[Data entries]
-- start --

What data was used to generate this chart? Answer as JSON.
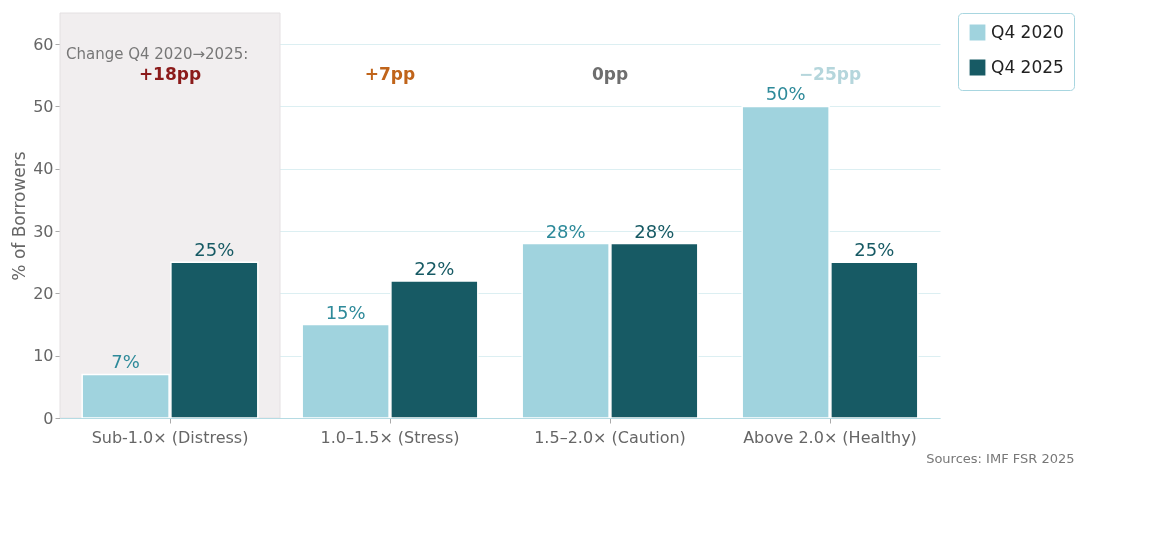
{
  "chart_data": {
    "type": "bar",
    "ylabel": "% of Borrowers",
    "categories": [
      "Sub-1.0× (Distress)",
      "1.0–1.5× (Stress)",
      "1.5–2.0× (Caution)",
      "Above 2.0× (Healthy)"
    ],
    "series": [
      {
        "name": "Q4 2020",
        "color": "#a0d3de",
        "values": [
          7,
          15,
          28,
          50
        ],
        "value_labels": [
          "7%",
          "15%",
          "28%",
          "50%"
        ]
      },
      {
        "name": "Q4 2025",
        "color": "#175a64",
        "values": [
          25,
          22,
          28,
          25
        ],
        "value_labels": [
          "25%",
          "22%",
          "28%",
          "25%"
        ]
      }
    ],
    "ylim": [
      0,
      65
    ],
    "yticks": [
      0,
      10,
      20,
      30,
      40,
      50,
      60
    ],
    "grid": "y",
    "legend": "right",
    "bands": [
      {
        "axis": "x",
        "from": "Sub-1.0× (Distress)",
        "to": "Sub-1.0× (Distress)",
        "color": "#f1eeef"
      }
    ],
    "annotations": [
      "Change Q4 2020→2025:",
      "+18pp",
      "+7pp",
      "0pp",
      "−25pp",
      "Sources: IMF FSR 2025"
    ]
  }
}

-- end --

» **EXERCISE PROMPT**:
Output the data exactly. Pictures don't belong in the result.

» **SOLUTION FOR THIS PROBLEM**:
What data was used to generate this chart? Answer as JSON.
{
  "chart_data": {
    "type": "bar",
    "ylabel": "% of Borrowers",
    "categories": [
      "Sub-1.0× (Distress)",
      "1.0–1.5× (Stress)",
      "1.5–2.0× (Caution)",
      "Above 2.0× (Healthy)"
    ],
    "series": [
      {
        "name": "Q4 2020",
        "color": "#a0d3de",
        "values": [
          7,
          15,
          28,
          50
        ],
        "value_labels": [
          "7%",
          "15%",
          "28%",
          "50%"
        ]
      },
      {
        "name": "Q4 2025",
        "color": "#175a64",
        "values": [
          25,
          22,
          28,
          25
        ],
        "value_labels": [
          "25%",
          "22%",
          "28%",
          "25%"
        ]
      }
    ],
    "ylim": [
      0,
      65
    ],
    "yticks": [
      0,
      10,
      20,
      30,
      40,
      50,
      60
    ],
    "grid": "y",
    "legend": "right",
    "bands": [
      {
        "axis": "x",
        "from": "Sub-1.0× (Distress)",
        "to": "Sub-1.0× (Distress)",
        "color": "#f1eeef"
      }
    ],
    "annotations": [
      "Change Q4 2020→2025:",
      "+18pp",
      "+7pp",
      "0pp",
      "−25pp",
      "Sources: IMF FSR 2025"
    ]
  }
}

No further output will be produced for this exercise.